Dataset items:

****************

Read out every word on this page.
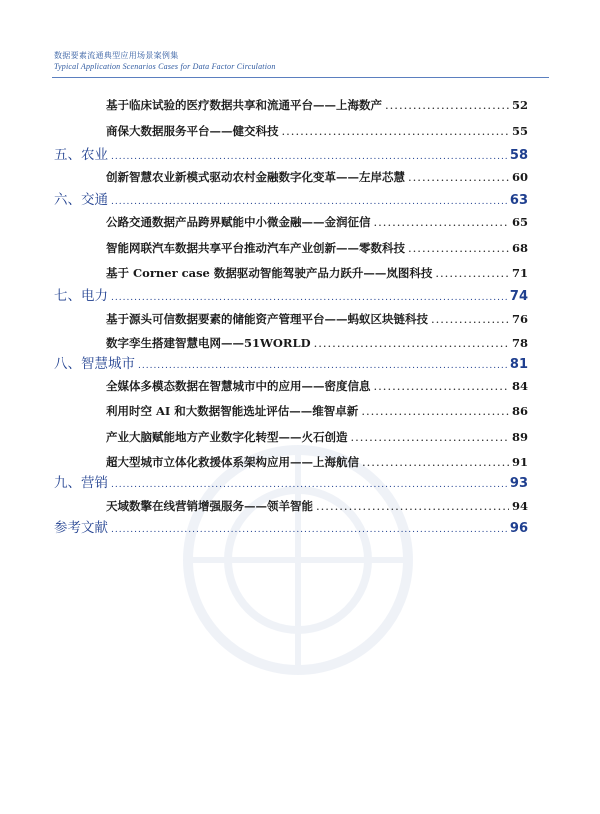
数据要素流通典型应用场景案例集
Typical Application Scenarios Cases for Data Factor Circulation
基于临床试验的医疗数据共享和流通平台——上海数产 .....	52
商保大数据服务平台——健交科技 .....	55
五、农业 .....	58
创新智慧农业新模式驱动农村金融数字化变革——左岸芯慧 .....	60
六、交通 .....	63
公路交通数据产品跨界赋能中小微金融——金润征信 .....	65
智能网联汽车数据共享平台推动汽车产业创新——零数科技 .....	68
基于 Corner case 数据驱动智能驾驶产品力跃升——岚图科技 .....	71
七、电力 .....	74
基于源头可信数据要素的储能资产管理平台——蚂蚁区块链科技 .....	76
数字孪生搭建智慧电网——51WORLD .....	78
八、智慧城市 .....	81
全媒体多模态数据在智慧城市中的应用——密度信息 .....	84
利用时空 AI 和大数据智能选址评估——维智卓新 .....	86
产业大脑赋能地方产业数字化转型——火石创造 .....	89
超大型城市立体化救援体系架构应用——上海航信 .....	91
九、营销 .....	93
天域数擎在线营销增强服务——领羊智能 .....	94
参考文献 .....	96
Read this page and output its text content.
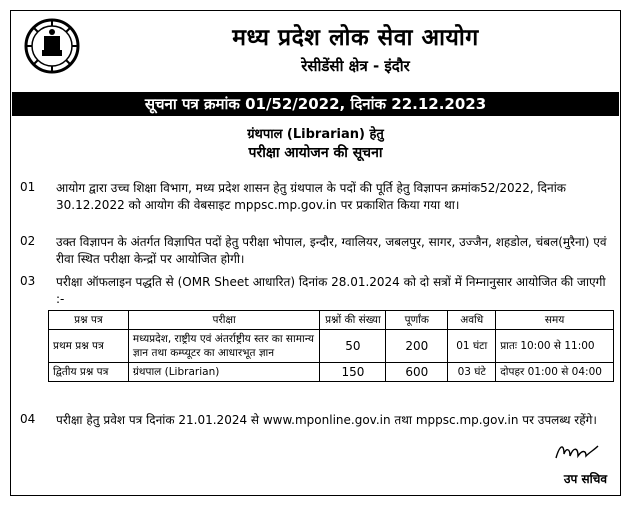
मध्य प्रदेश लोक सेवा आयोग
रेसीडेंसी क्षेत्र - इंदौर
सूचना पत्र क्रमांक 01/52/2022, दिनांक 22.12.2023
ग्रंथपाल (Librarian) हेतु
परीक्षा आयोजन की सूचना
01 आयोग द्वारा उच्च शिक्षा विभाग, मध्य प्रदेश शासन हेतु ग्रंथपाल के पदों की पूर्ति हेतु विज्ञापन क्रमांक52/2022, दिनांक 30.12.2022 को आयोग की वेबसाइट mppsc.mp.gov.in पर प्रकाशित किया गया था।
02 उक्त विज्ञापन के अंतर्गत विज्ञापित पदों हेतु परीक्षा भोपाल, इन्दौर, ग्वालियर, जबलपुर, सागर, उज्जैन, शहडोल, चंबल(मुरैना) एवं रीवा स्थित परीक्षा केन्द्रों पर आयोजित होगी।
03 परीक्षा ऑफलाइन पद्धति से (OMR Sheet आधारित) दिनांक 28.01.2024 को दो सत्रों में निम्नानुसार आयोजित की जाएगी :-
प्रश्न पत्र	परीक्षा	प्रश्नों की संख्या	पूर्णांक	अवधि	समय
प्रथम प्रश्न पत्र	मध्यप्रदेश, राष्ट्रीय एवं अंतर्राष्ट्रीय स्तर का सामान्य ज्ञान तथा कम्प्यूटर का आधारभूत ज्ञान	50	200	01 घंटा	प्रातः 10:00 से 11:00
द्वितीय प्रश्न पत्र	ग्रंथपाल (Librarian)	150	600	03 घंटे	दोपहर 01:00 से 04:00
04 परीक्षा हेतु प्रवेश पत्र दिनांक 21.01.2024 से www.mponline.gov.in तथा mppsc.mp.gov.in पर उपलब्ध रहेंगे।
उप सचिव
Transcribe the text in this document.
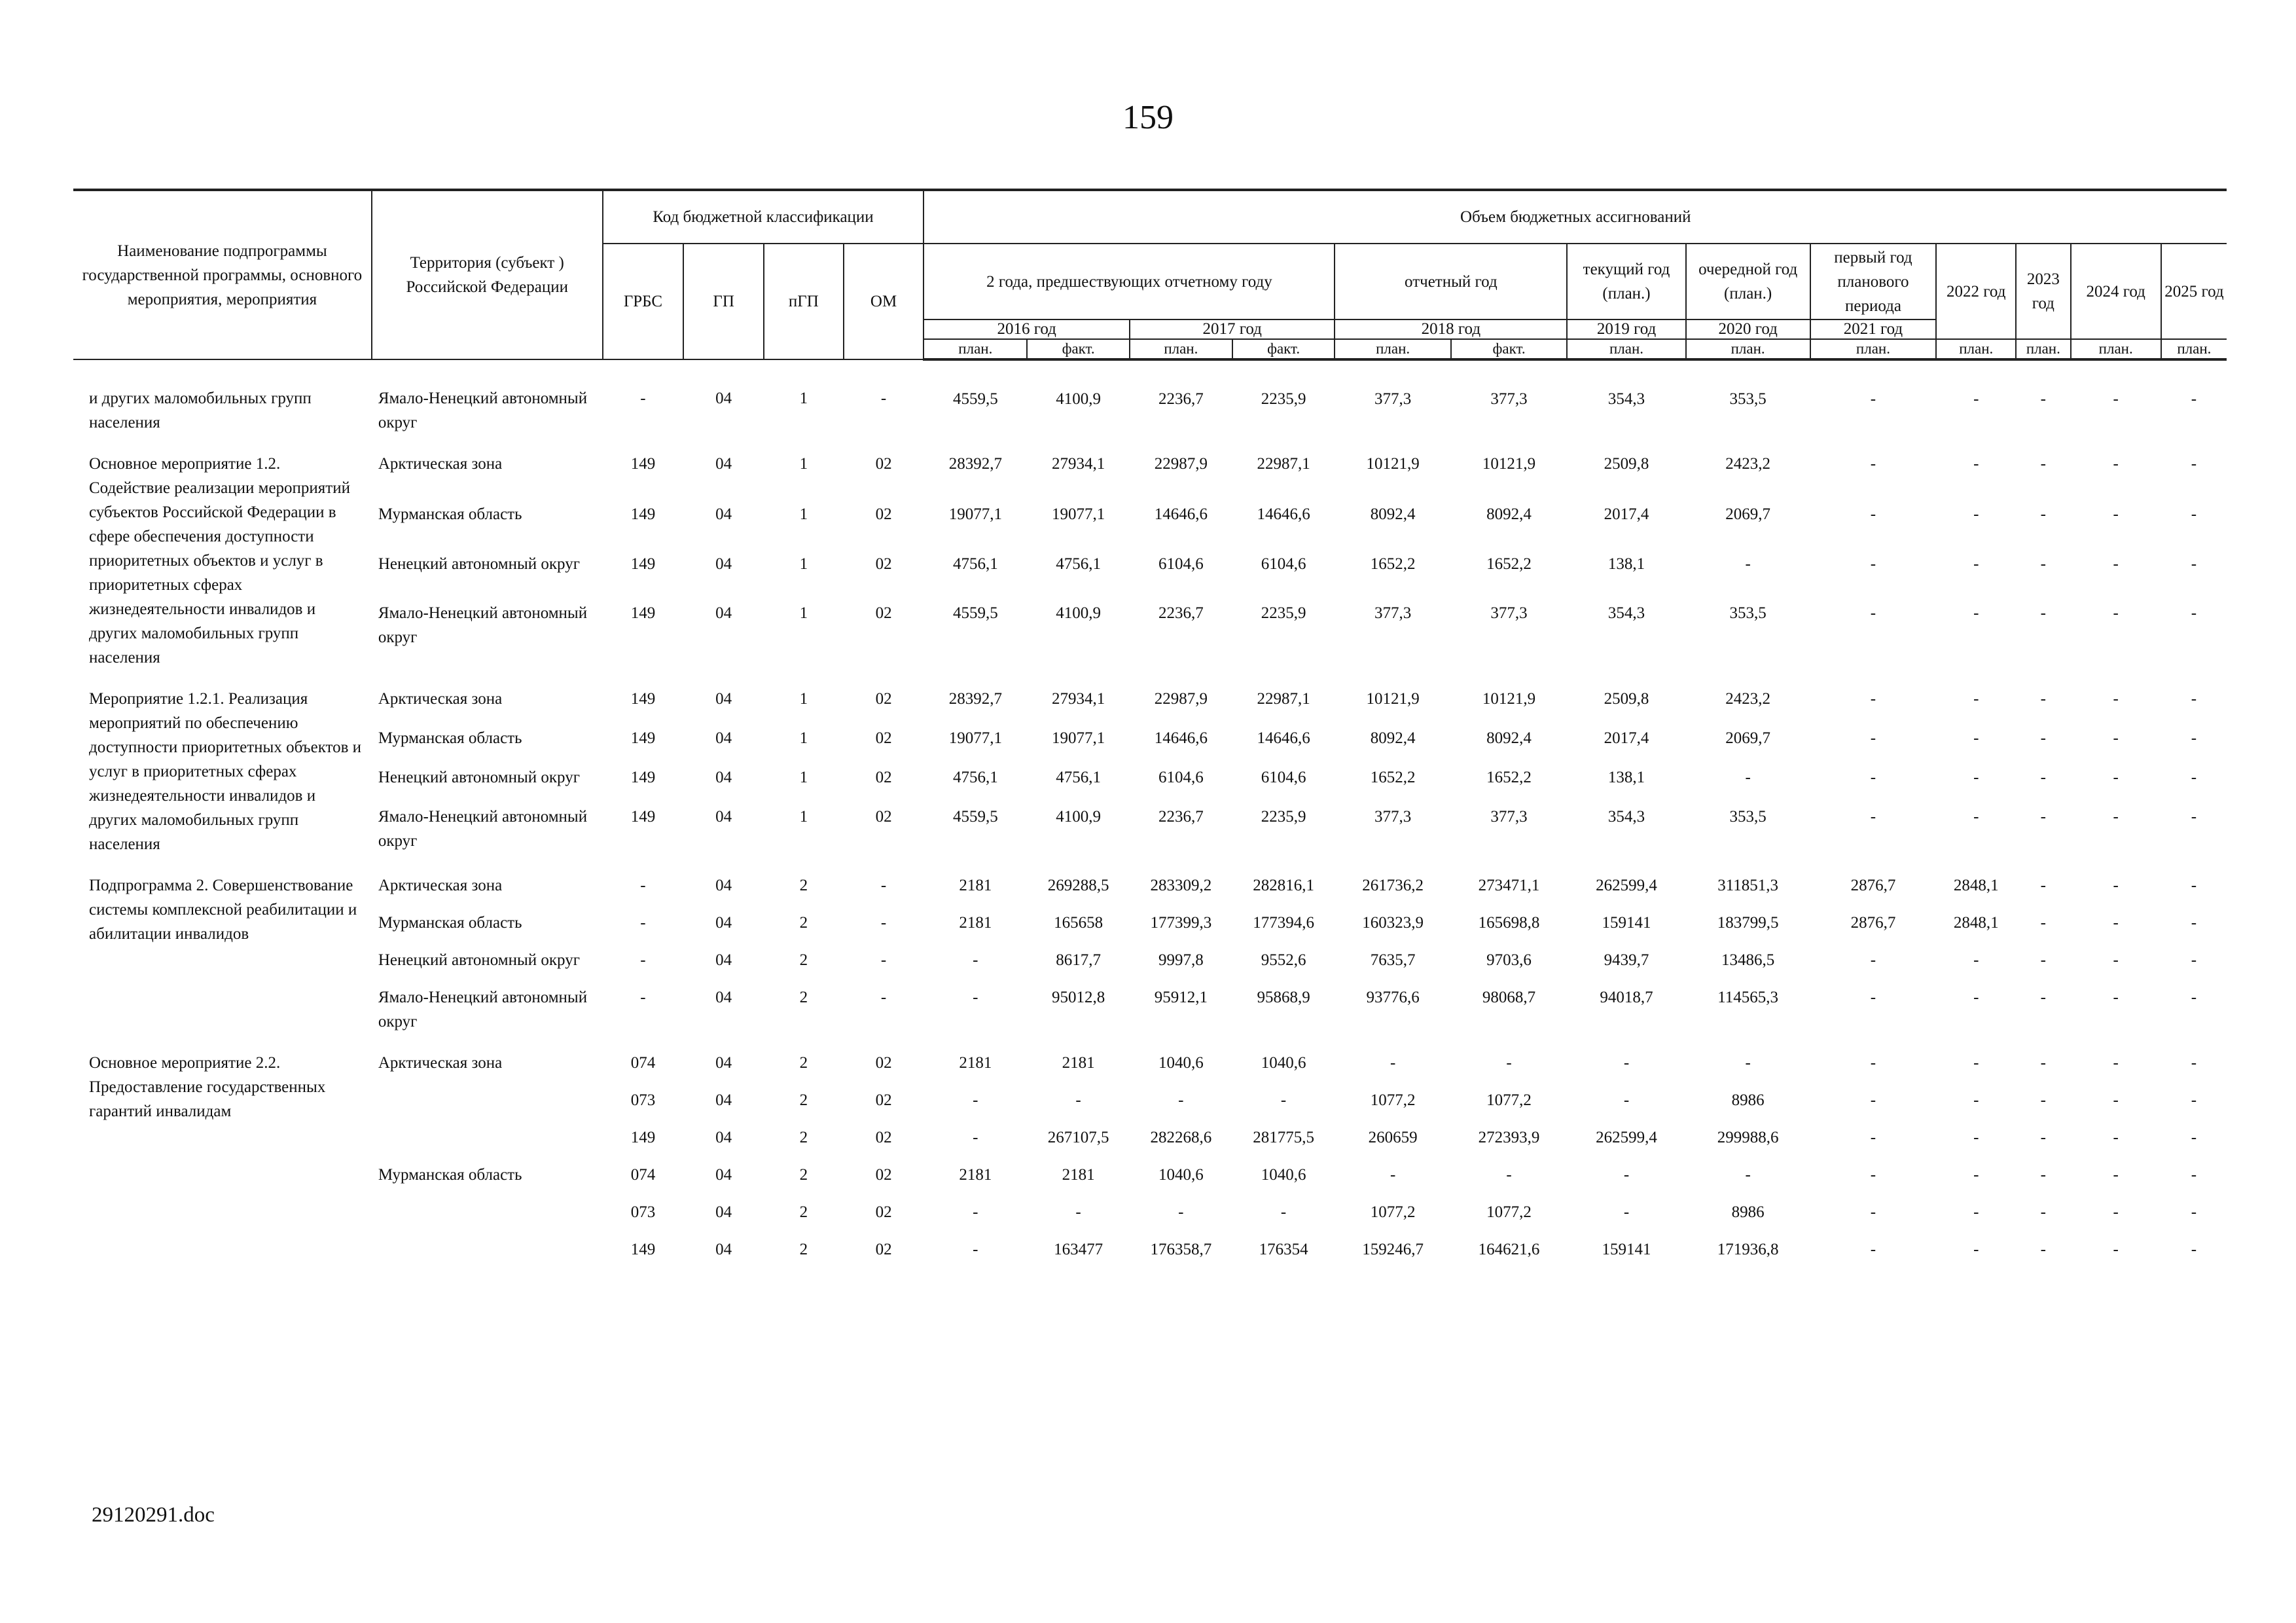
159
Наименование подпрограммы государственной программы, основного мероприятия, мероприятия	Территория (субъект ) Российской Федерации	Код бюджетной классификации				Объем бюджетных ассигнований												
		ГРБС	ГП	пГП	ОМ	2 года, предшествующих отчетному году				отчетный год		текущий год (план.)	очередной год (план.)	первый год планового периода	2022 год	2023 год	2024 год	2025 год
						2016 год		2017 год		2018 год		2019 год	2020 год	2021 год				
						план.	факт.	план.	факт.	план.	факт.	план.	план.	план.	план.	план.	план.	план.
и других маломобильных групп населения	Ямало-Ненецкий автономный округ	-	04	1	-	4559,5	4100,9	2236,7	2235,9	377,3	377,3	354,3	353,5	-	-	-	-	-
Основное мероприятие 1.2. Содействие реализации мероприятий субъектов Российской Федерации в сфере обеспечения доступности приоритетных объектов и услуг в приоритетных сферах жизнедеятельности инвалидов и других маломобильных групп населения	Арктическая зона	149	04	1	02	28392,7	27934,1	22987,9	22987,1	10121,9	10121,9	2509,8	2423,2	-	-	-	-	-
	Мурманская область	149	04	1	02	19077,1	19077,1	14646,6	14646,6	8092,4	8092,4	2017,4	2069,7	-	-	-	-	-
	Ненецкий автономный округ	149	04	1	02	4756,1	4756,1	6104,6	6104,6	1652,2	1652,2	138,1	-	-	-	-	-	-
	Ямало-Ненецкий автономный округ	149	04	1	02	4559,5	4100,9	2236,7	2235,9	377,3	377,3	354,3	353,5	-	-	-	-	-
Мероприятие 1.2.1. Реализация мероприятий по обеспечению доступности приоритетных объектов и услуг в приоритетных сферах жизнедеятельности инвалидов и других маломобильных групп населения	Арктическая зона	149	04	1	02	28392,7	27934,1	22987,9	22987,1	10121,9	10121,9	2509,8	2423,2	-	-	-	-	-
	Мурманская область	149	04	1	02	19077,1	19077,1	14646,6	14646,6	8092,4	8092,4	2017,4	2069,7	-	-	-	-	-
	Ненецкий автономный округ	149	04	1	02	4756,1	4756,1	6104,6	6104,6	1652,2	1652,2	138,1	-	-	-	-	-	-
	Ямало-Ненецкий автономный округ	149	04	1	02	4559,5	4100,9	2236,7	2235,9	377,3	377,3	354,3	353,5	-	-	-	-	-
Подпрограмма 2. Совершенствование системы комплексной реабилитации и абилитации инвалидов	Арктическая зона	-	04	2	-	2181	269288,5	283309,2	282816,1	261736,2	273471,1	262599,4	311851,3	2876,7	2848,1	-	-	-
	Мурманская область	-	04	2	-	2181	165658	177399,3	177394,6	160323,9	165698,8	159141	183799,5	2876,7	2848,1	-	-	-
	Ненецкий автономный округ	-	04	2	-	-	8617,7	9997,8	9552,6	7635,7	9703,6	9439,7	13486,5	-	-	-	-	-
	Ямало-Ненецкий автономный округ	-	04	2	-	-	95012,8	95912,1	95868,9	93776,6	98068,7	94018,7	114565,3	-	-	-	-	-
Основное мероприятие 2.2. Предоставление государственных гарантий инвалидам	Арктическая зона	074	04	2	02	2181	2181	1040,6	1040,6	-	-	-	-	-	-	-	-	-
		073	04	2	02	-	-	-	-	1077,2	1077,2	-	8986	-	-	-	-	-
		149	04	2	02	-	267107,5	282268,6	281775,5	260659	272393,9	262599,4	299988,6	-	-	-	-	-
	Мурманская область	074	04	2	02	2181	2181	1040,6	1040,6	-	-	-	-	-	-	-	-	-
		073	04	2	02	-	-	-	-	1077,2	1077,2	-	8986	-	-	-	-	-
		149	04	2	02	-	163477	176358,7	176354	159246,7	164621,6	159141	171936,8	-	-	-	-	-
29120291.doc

****************

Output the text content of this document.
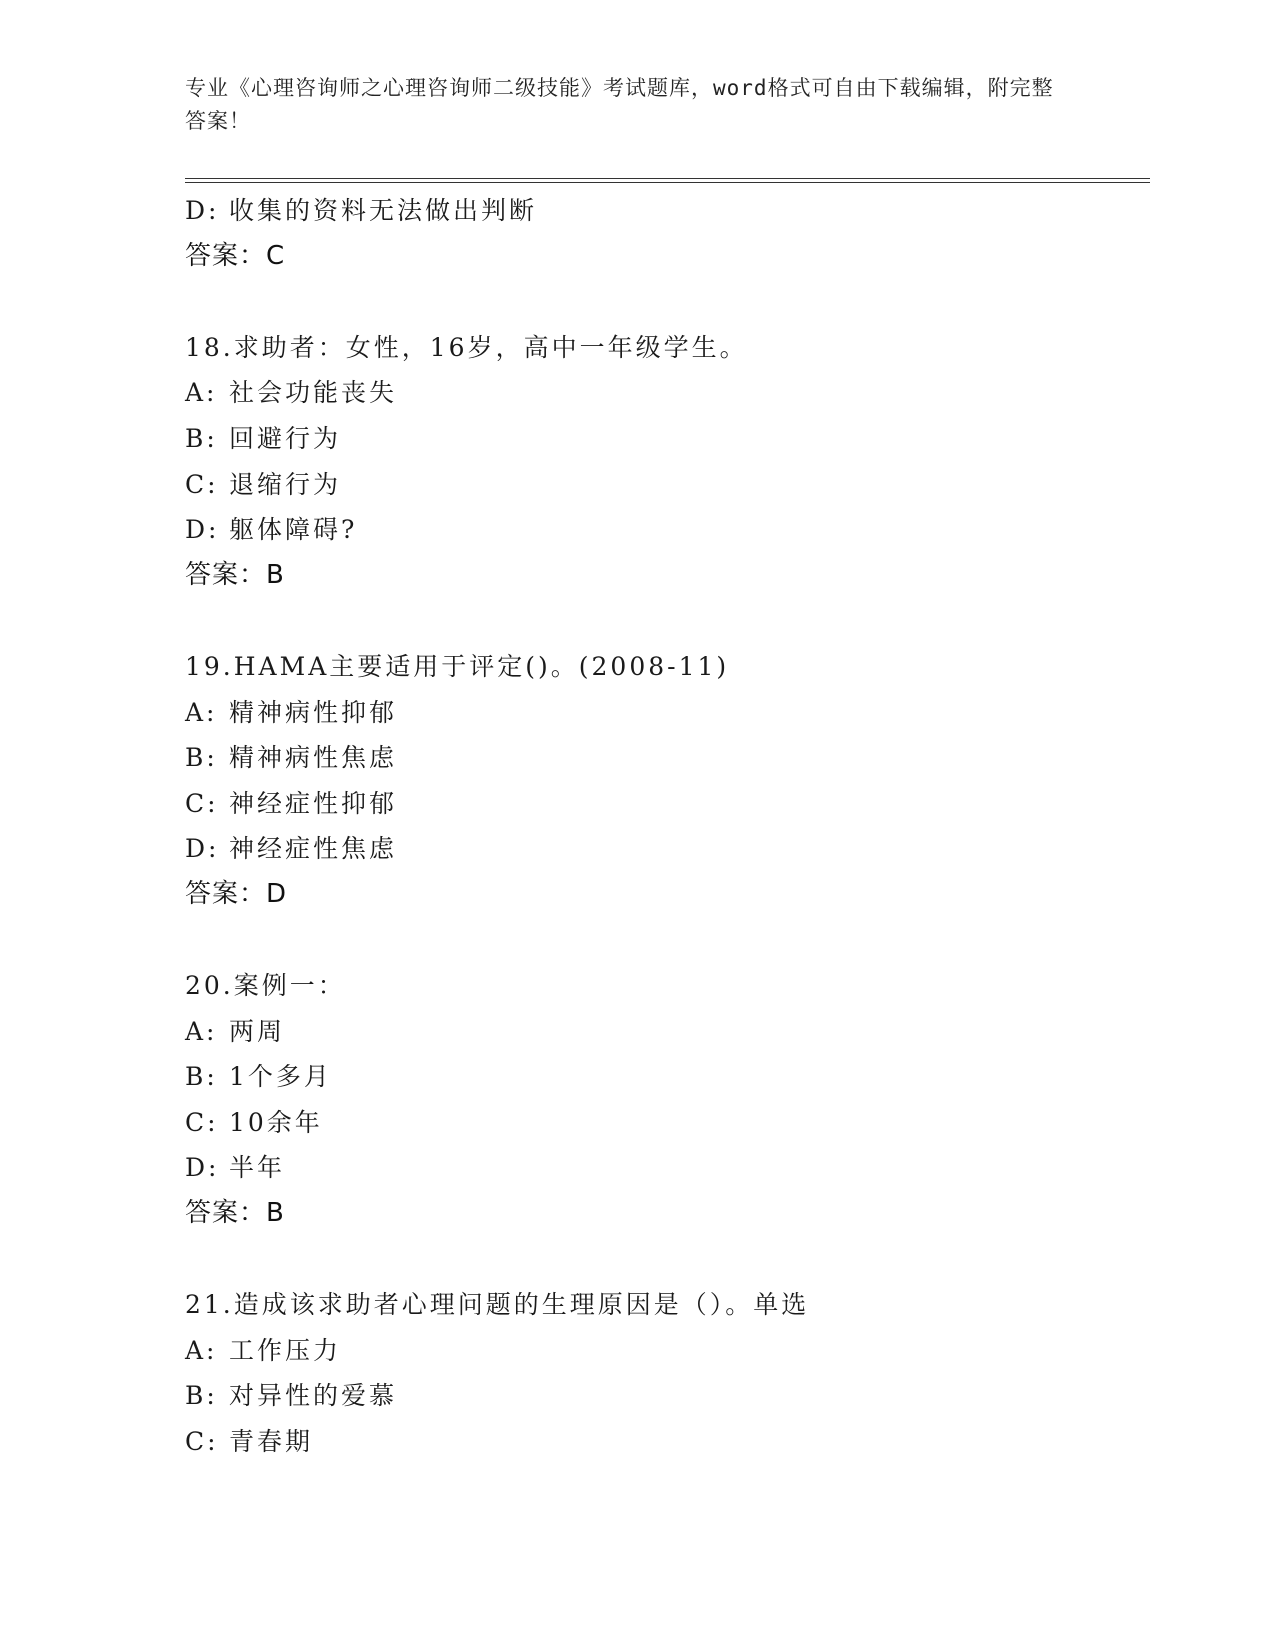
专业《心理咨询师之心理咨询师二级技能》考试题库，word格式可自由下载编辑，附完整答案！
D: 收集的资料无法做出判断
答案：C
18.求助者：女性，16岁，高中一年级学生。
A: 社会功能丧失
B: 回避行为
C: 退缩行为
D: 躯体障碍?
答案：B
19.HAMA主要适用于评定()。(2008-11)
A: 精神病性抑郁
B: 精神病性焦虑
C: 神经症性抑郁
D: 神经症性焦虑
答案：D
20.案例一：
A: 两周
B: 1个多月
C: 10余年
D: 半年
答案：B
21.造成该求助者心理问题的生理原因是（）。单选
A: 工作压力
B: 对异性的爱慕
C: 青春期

****************

## WRITTEN EXERCISE
Count how many lines in the data contain the word "мероприятий", giving the number without comment.

## WRITTEN REPLY
2